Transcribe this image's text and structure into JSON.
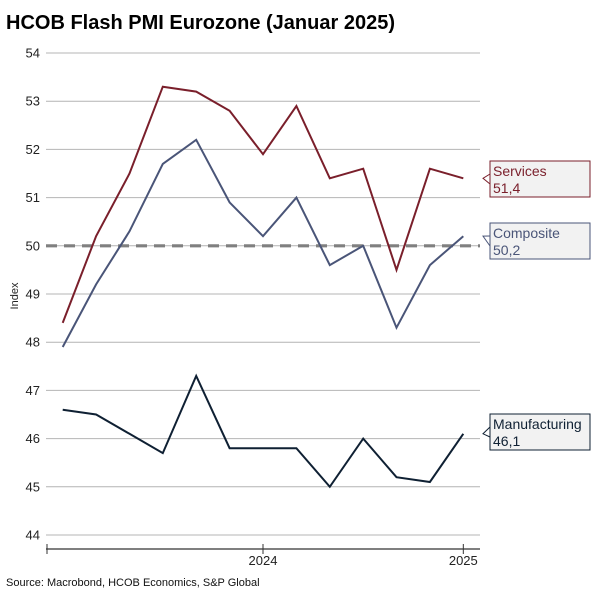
{
  "chart_data": {
    "type": "line",
    "title": "HCOB Flash PMI Eurozone (Januar 2025)",
    "ylabel": "Index",
    "xlabel": "",
    "ylim": [
      44,
      54
    ],
    "yticks": [
      44,
      45,
      46,
      47,
      48,
      49,
      50,
      51,
      52,
      53,
      54
    ],
    "xticks": [
      {
        "label": "2024",
        "x": 6
      },
      {
        "label": "2025",
        "x": 12
      }
    ],
    "x": [
      0,
      1,
      2,
      3,
      4,
      5,
      6,
      7,
      8,
      9,
      10,
      11,
      12
    ],
    "x_range": [
      -0.5,
      12.5
    ],
    "reference_line": {
      "y": 50,
      "color": "#808080"
    },
    "grid": true,
    "series": [
      {
        "name": "Services",
        "color": "#7a1f2b",
        "values": [
          48.4,
          50.2,
          51.5,
          53.3,
          53.2,
          52.8,
          51.9,
          52.9,
          51.4,
          51.6,
          49.5,
          51.6,
          51.4
        ],
        "label_value": "51,4"
      },
      {
        "name": "Composite",
        "color": "#4a5578",
        "values": [
          47.9,
          49.2,
          50.3,
          51.7,
          52.2,
          50.9,
          50.2,
          51.0,
          49.6,
          50.0,
          48.3,
          49.6,
          50.2
        ],
        "label_value": "50,2"
      },
      {
        "name": "Manufacturing",
        "color": "#0f2033",
        "values": [
          46.6,
          46.5,
          46.1,
          45.7,
          47.3,
          45.8,
          45.8,
          45.8,
          45.0,
          46.0,
          45.2,
          45.1,
          46.1
        ],
        "label_value": "46,1"
      }
    ],
    "source": "Source: Macrobond, HCOB Economics, S&P Global"
  }
}
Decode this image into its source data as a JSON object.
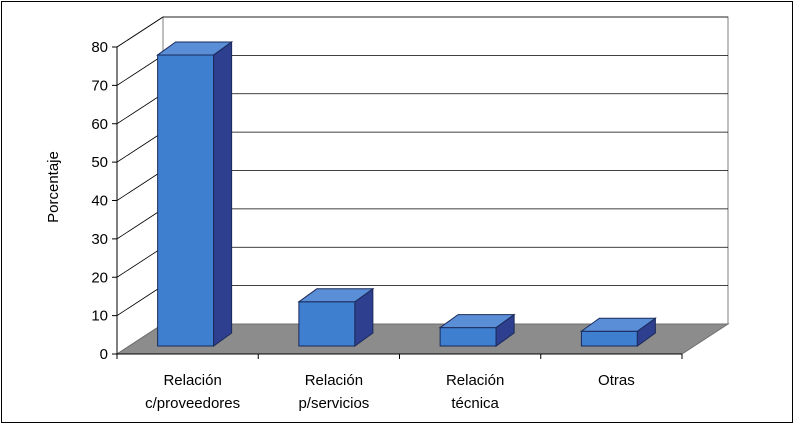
{
  "chart_data": {
    "type": "bar",
    "style": "3d",
    "categories": [
      [
        "Relación",
        "c/proveedores"
      ],
      [
        "Relación",
        "p/servicios"
      ],
      [
        "Relación",
        "técnica"
      ],
      [
        "Otras"
      ]
    ],
    "values": [
      79,
      12,
      5,
      4
    ],
    "ylabel": "Porcentaje",
    "ylim": [
      0,
      80
    ],
    "yticks": [
      "0",
      "10",
      "20",
      "30",
      "40",
      "50",
      "60",
      "70",
      "80"
    ],
    "grid": true,
    "legend": "none",
    "colors": {
      "bar_front": "#3f7fd0",
      "bar_side": "#2f3f8f",
      "bar_top": "#5a8fd8",
      "bar_stroke": "#1a2a5a",
      "floor": "#8c8c8c",
      "wall": "#ffffff",
      "grid": "#000000"
    }
  }
}
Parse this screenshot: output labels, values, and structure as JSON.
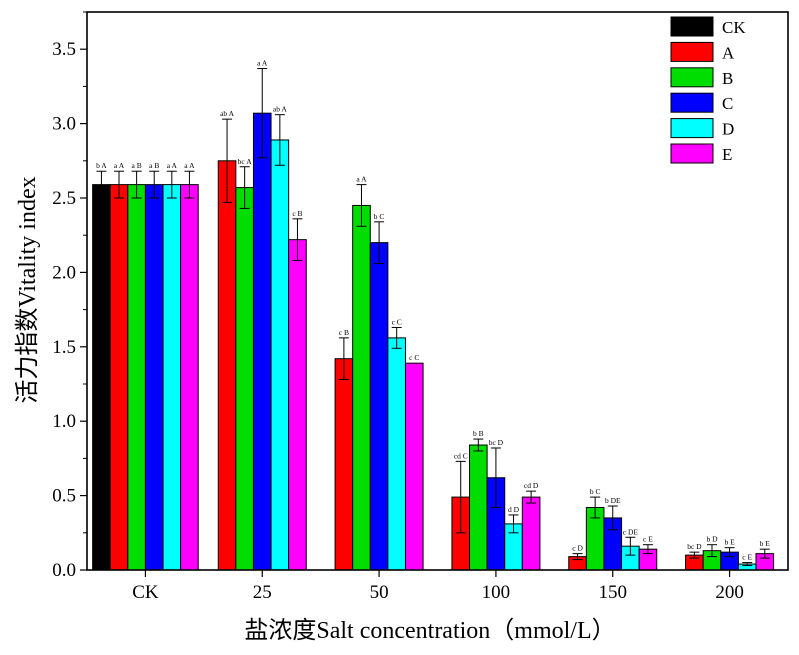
{
  "chart_data": {
    "type": "bar",
    "xlabel": "盐浓度Salt concentration（mmol/L）",
    "ylabel": "活力指数Vitality index",
    "ylim": [
      0,
      3.75
    ],
    "yticks": [
      0.0,
      0.5,
      1.0,
      1.5,
      2.0,
      2.5,
      3.0,
      3.5
    ],
    "ytick_labels": [
      "0.0",
      "0.5",
      "1.0",
      "1.5",
      "2.0",
      "2.5",
      "3.0",
      "3.5"
    ],
    "categories": [
      "CK",
      "25",
      "50",
      "100",
      "150",
      "200"
    ],
    "grid": false,
    "legend_position": "top-right",
    "series": [
      {
        "name": "CK",
        "color": "#000000",
        "values": [
          2.59,
          null,
          null,
          null,
          null,
          null
        ],
        "errors": [
          0.09,
          null,
          null,
          null,
          null,
          null
        ],
        "labels": [
          "b A",
          null,
          null,
          null,
          null,
          null
        ]
      },
      {
        "name": "A",
        "color": "#ff0000",
        "values": [
          2.59,
          2.75,
          1.42,
          0.49,
          0.09,
          0.1
        ],
        "errors": [
          0.09,
          0.28,
          0.14,
          0.24,
          0.02,
          0.02
        ],
        "labels": [
          "a A",
          "ab A",
          "c B",
          "cd C",
          "c D",
          "bc D"
        ]
      },
      {
        "name": "B",
        "color": "#00dd00",
        "values": [
          2.59,
          2.57,
          2.45,
          0.84,
          0.42,
          0.13
        ],
        "errors": [
          0.09,
          0.14,
          0.14,
          0.04,
          0.07,
          0.04
        ],
        "labels": [
          "a B",
          "bc A",
          "a A",
          "b B",
          "b C",
          "b D"
        ]
      },
      {
        "name": "C",
        "color": "#0000ff",
        "values": [
          2.59,
          3.07,
          2.2,
          0.62,
          0.35,
          0.12
        ],
        "errors": [
          0.09,
          0.3,
          0.14,
          0.2,
          0.08,
          0.03
        ],
        "labels": [
          "a B",
          "a A",
          "b C",
          "bc D",
          "b DE",
          "b E"
        ]
      },
      {
        "name": "D",
        "color": "#00ffff",
        "values": [
          2.59,
          2.89,
          1.56,
          0.31,
          0.16,
          0.04
        ],
        "errors": [
          0.09,
          0.17,
          0.07,
          0.06,
          0.06,
          0.01
        ],
        "labels": [
          "a A",
          "ab A",
          "c C",
          "d D",
          "c DE",
          "c E"
        ]
      },
      {
        "name": "E",
        "color": "#ff00ff",
        "values": [
          2.59,
          2.22,
          1.39,
          0.49,
          0.14,
          0.11
        ],
        "errors": [
          0.09,
          0.14,
          null,
          0.04,
          0.03,
          0.03
        ],
        "labels": [
          "a A",
          "c B",
          "c C",
          "cd D",
          "c E",
          "b E"
        ]
      }
    ]
  }
}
◆ ◆ ◆ ◆ ◆ ◆ ◆
= Stated task =
Quote the data above in full and without alteration; skip the pictures.

= Worked solution =
Transcribe this image's text and structure into JSON.
{
  "chart_data": {
    "type": "line",
    "title": "HCOB Flash PMI Eurozone (Januar 2025)",
    "ylabel": "Index",
    "xlabel": "",
    "ylim": [
      44,
      54
    ],
    "yticks": [
      44,
      45,
      46,
      47,
      48,
      49,
      50,
      51,
      52,
      53,
      54
    ],
    "xticks": [
      {
        "label": "2024",
        "x": 6
      },
      {
        "label": "2025",
        "x": 12
      }
    ],
    "x": [
      0,
      1,
      2,
      3,
      4,
      5,
      6,
      7,
      8,
      9,
      10,
      11,
      12
    ],
    "x_range": [
      -0.5,
      12.5
    ],
    "reference_line": {
      "y": 50,
      "color": "#808080"
    },
    "grid": true,
    "series": [
      {
        "name": "Services",
        "color": "#7a1f2b",
        "values": [
          48.4,
          50.2,
          51.5,
          53.3,
          53.2,
          52.8,
          51.9,
          52.9,
          51.4,
          51.6,
          49.5,
          51.6,
          51.4
        ],
        "label_value": "51,4"
      },
      {
        "name": "Composite",
        "color": "#4a5578",
        "values": [
          47.9,
          49.2,
          50.3,
          51.7,
          52.2,
          50.9,
          50.2,
          51.0,
          49.6,
          50.0,
          48.3,
          49.6,
          50.2
        ],
        "label_value": "50,2"
      },
      {
        "name": "Manufacturing",
        "color": "#0f2033",
        "values": [
          46.6,
          46.5,
          46.1,
          45.7,
          47.3,
          45.8,
          45.8,
          45.8,
          45.0,
          46.0,
          45.2,
          45.1,
          46.1
        ],
        "label_value": "46,1"
      }
    ],
    "source": "Source: Macrobond, HCOB Economics, S&P Global"
  }
}
Decode this image into its source data as a JSON object.
{
  "chart_data": {
    "type": "bar",
    "style": "3d",
    "categories": [
      [
        "Relación",
        "c/proveedores"
      ],
      [
        "Relación",
        "p/servicios"
      ],
      [
        "Relación",
        "técnica"
      ],
      [
        "Otras"
      ]
    ],
    "values": [
      79,
      12,
      5,
      4
    ],
    "ylabel": "Porcentaje",
    "ylim": [
      0,
      80
    ],
    "yticks": [
      "0",
      "10",
      "20",
      "30",
      "40",
      "50",
      "60",
      "70",
      "80"
    ],
    "grid": true,
    "legend": "none",
    "colors": {
      "bar_front": "#3f7fd0",
      "bar_side": "#2f3f8f",
      "bar_top": "#5a8fd8",
      "bar_stroke": "#1a2a5a",
      "floor": "#8c8c8c",
      "wall": "#ffffff",
      "grid": "#000000"
    }
  }
}
Parse this screenshot: output labels, values, and structure as JSON.
{
  "chart_data": {
    "type": "bar",
    "xlabel": "盐浓度Salt concentration（mmol/L）",
    "ylabel": "活力指数Vitality index",
    "ylim": [
      0,
      3.75
    ],
    "yticks": [
      0.0,
      0.5,
      1.0,
      1.5,
      2.0,
      2.5,
      3.0,
      3.5
    ],
    "ytick_labels": [
      "0.0",
      "0.5",
      "1.0",
      "1.5",
      "2.0",
      "2.5",
      "3.0",
      "3.5"
    ],
    "categories": [
      "CK",
      "25",
      "50",
      "100",
      "150",
      "200"
    ],
    "grid": false,
    "legend_position": "top-right",
    "series": [
      {
        "name": "CK",
        "color": "#000000",
        "values": [
          2.59,
          null,
          null,
          null,
          null,
          null
        ],
        "errors": [
          0.09,
          null,
          null,
          null,
          null,
          null
        ],
        "labels": [
          "b A",
          null,
          null,
          null,
          null,
          null
        ]
      },
      {
        "name": "A",
        "color": "#ff0000",
        "values": [
          2.59,
          2.75,
          1.42,
          0.49,
          0.09,
          0.1
        ],
        "errors": [
          0.09,
          0.28,
          0.14,
          0.24,
          0.02,
          0.02
        ],
        "labels": [
          "a A",
          "ab A",
          "c B",
          "cd C",
          "c D",
          "bc D"
        ]
      },
      {
        "name": "B",
        "color": "#00dd00",
        "values": [
          2.59,
          2.57,
          2.45,
          0.84,
          0.42,
          0.13
        ],
        "errors": [
          0.09,
          0.14,
          0.14,
          0.04,
          0.07,
          0.04
        ],
        "labels": [
          "a B",
          "bc A",
          "a A",
          "b B",
          "b C",
          "b D"
        ]
      },
      {
        "name": "C",
        "color": "#0000ff",
        "values": [
          2.59,
          3.07,
          2.2,
          0.62,
          0.35,
          0.12
        ],
        "errors": [
          0.09,
          0.3,
          0.14,
          0.2,
          0.08,
          0.03
        ],
        "labels": [
          "a B",
          "a A",
          "b C",
          "bc D",
          "b DE",
          "b E"
        ]
      },
      {
        "name": "D",
        "color": "#00ffff",
        "values": [
          2.59,
          2.89,
          1.56,
          0.31,
          0.16,
          0.04
        ],
        "errors": [
          0.09,
          0.17,
          0.07,
          0.06,
          0.06,
          0.01
        ],
        "labels": [
          "a A",
          "ab A",
          "c C",
          "d D",
          "c DE",
          "c E"
        ]
      },
      {
        "name": "E",
        "color": "#ff00ff",
        "values": [
          2.59,
          2.22,
          1.39,
          0.49,
          0.14,
          0.11
        ],
        "errors": [
          0.09,
          0.14,
          null,
          0.04,
          0.03,
          0.03
        ],
        "labels": [
          "a A",
          "c B",
          "c C",
          "cd D",
          "c E",
          "b E"
        ]
      }
    ]
  }
}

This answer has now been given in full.